Texte de lecture:
------------------------------

La tension entre les deux Mondes a monté d’un degré. En Syrie, où les défis se succèdent, au Caire où Nasser donne à nouveau de la voix et à l’O.N.U. où l’affaire hongroise reprend avec âpreté. Le tout couronné par les grandes manœuvres navales russes dans l’Arctique et les déclarations menaçantes des militaires et marins soviétiques sur les engins téléguidés. A vrai dire, ces explosions sont purement verbales. Discours et cliquetis d’armes ne signifient pas un danger pressant. Ce n’est qu’une forme de la diplomatie, un moyen d’intimidation qui, pour les professionnels, n’a pas grande portée.

 

Le Déclin de la Conjoncture

Cependant, l’opinion publique, quoiqu’habituée aux éclats, éprouve un certain malaise. L’optimisme naturel qui les porte à entreprendre, dévient circonspect, et les affaires s’en ressentent. Or, le tournant dans la conjoncture que nous signalions ici il y a quinze jours, se dessine nettement. La baisse s’accélère sur  tous les marchés du monde et l’on ne croit plus à l’expansion de la production au rythme de ces dernières années. On ne parle pas encore de récession, mais de rajustement. Chaque fois qu’un flottement de ce genre s’est produit, les Soviets ont cherché à l’influencer par des manifestations menaçantes dans l’espoir que l’hésitation tournerait en panique. Il est également certain que les Russes s’efforcent d’étouffer les échos que le retour à l’actualité de l’affaire hongroise va éveiller. Ils savent à quel point la répression sanglante de Budapest les a affaiblis dans l’opinion des Neutres. Comme ils n’ont pas d’autre moyen, ils cherchent à compenser cet échec par des manifestations de force et un redoublement de propagande antiaméricaine. Sur le moment, ces méthodes font leur effet, à terme, elles ont une action inverse.

------------------------------

Données fournies:
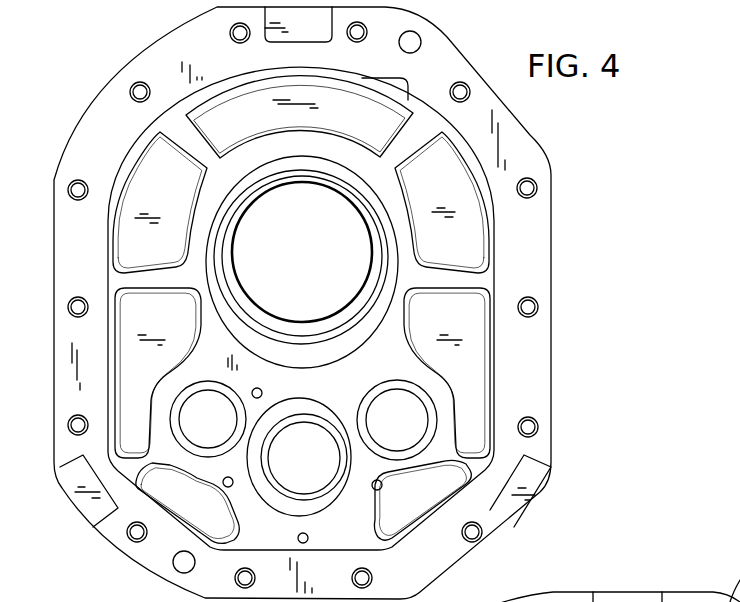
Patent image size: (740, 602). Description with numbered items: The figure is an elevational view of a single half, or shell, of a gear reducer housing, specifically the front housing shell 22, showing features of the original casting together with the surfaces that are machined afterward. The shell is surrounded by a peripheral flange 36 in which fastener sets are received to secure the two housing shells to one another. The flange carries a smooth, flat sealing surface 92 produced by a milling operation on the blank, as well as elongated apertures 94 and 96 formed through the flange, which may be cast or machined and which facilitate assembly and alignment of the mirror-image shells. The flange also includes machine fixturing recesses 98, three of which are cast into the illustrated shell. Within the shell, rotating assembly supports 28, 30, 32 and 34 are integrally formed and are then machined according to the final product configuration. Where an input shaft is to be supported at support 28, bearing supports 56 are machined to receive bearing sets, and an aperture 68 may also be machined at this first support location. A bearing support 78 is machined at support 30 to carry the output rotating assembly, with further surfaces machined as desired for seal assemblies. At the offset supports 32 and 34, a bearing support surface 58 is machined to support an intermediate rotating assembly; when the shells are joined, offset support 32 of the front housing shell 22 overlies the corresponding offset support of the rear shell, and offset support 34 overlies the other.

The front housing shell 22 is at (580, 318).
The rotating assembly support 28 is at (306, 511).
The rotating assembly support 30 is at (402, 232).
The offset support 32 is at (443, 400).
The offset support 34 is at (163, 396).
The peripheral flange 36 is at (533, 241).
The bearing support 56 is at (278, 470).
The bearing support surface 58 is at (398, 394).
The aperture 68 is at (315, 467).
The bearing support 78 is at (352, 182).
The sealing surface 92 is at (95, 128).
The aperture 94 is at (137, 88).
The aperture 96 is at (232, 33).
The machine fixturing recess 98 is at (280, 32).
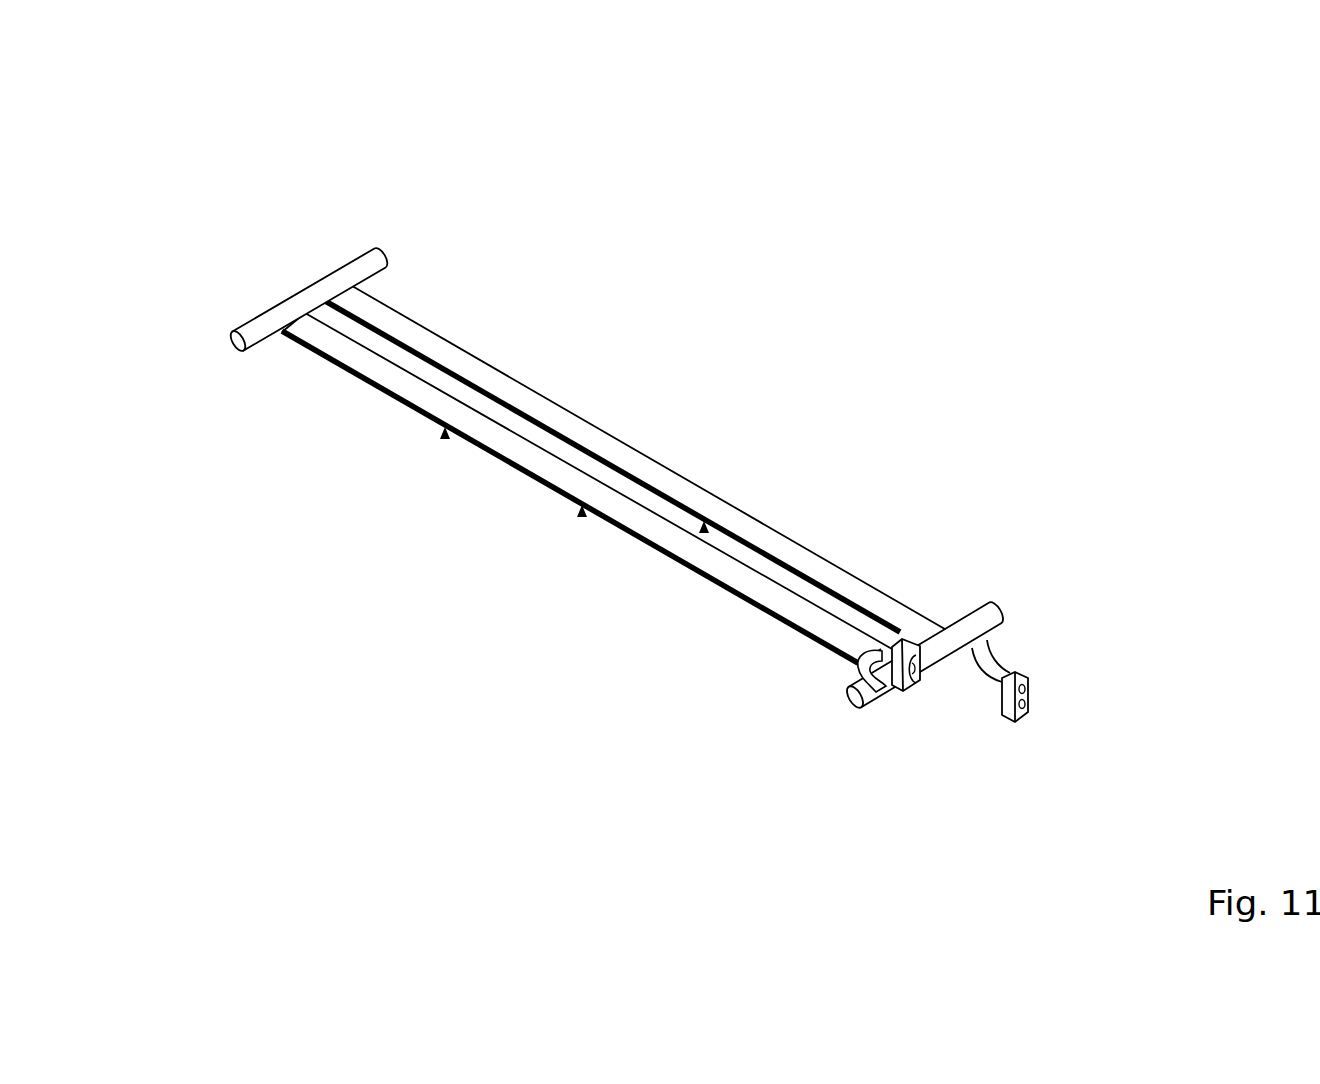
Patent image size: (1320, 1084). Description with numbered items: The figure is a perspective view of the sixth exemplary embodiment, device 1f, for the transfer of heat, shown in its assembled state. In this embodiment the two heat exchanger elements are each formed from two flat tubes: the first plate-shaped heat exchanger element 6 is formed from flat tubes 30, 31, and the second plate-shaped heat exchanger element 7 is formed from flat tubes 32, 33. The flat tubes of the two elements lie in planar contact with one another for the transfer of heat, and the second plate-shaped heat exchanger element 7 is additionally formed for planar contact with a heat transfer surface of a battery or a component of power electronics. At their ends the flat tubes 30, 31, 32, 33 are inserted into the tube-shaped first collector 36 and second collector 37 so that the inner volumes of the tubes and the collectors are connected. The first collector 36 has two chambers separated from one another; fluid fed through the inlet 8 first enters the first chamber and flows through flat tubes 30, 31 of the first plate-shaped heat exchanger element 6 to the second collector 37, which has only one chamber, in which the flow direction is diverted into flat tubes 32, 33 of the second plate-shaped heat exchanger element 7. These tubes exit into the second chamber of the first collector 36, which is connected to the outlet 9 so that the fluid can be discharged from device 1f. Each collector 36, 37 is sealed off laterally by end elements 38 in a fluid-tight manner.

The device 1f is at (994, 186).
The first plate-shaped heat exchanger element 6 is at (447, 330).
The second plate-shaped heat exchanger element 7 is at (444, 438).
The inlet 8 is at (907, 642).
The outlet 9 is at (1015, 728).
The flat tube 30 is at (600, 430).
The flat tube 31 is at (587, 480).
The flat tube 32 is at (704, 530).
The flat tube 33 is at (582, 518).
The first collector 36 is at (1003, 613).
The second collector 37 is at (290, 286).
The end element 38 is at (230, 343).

------------------------------

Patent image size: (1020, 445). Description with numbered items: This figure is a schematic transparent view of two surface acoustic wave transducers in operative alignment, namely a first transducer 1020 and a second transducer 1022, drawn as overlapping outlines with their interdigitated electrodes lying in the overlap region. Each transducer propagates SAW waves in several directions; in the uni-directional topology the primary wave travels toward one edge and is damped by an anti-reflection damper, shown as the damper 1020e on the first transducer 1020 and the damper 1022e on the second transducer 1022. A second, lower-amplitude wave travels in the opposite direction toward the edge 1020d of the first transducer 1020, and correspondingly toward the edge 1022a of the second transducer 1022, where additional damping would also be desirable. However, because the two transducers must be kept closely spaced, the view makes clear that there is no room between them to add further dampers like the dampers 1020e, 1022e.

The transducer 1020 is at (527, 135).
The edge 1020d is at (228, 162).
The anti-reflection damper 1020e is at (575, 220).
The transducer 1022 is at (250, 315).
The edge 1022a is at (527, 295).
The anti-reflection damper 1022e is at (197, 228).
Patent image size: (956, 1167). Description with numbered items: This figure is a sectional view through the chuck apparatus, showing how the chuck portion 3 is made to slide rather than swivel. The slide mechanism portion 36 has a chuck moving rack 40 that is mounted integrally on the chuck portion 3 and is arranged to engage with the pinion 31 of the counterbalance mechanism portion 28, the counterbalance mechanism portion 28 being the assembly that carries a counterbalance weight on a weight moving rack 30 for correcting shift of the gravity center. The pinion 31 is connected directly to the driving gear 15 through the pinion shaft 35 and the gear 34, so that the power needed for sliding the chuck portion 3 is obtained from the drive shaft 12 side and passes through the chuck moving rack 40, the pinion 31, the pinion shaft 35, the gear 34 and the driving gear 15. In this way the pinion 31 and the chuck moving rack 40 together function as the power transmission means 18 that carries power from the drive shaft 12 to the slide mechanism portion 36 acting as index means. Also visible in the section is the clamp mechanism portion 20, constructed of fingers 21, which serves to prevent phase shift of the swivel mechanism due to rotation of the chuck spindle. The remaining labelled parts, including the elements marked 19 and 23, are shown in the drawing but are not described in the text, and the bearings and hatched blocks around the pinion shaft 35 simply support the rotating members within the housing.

------------------------------

Tâche demandée 1: Recopiez à l'identique le passage du texte sur la tension entre les deux Mondes, depuis « La tension entre » jusqu'à « pas grande portée. ».
Tâche demandée 2: Dans le texte sur la tension entre les deux Mondes, où se déroulent les grandes manœuvres navales russes ?
Tâche demandée 3: Traduisez en anglais la phrase suivante, tirée du texte sur la tension entre les deux Mondes : « Discours et cliquetis d’armes ne signifient pas un danger pressant. »

Réponse attendue 1:
La tension entre les deux Mondes a monté d’un degré. En Syrie, où les défis se succèdent, au Caire où Nasser donne à nouveau de la voix et à l’O.N.U. où l’affaire hongroise reprend avec âpreté. Le tout couronné par les grandes manœuvres navales russes dans l’Arctique et les déclarations menaçantes des militaires et marins soviétiques sur les engins téléguidés. A vrai dire, ces explosions sont purement verbales. Discours et cliquetis d’armes ne signifient pas un danger pressant. Ce n’est qu’une forme de la diplomatie, un moyen d’intimidation qui, pour les professionnels, n’a pas grande portée.

Réponse attendue 2: Elles se déroulent dans l'Arctique.

Réponse attendue 3: Speeches and the rattling of weapons do not signify a pressing danger.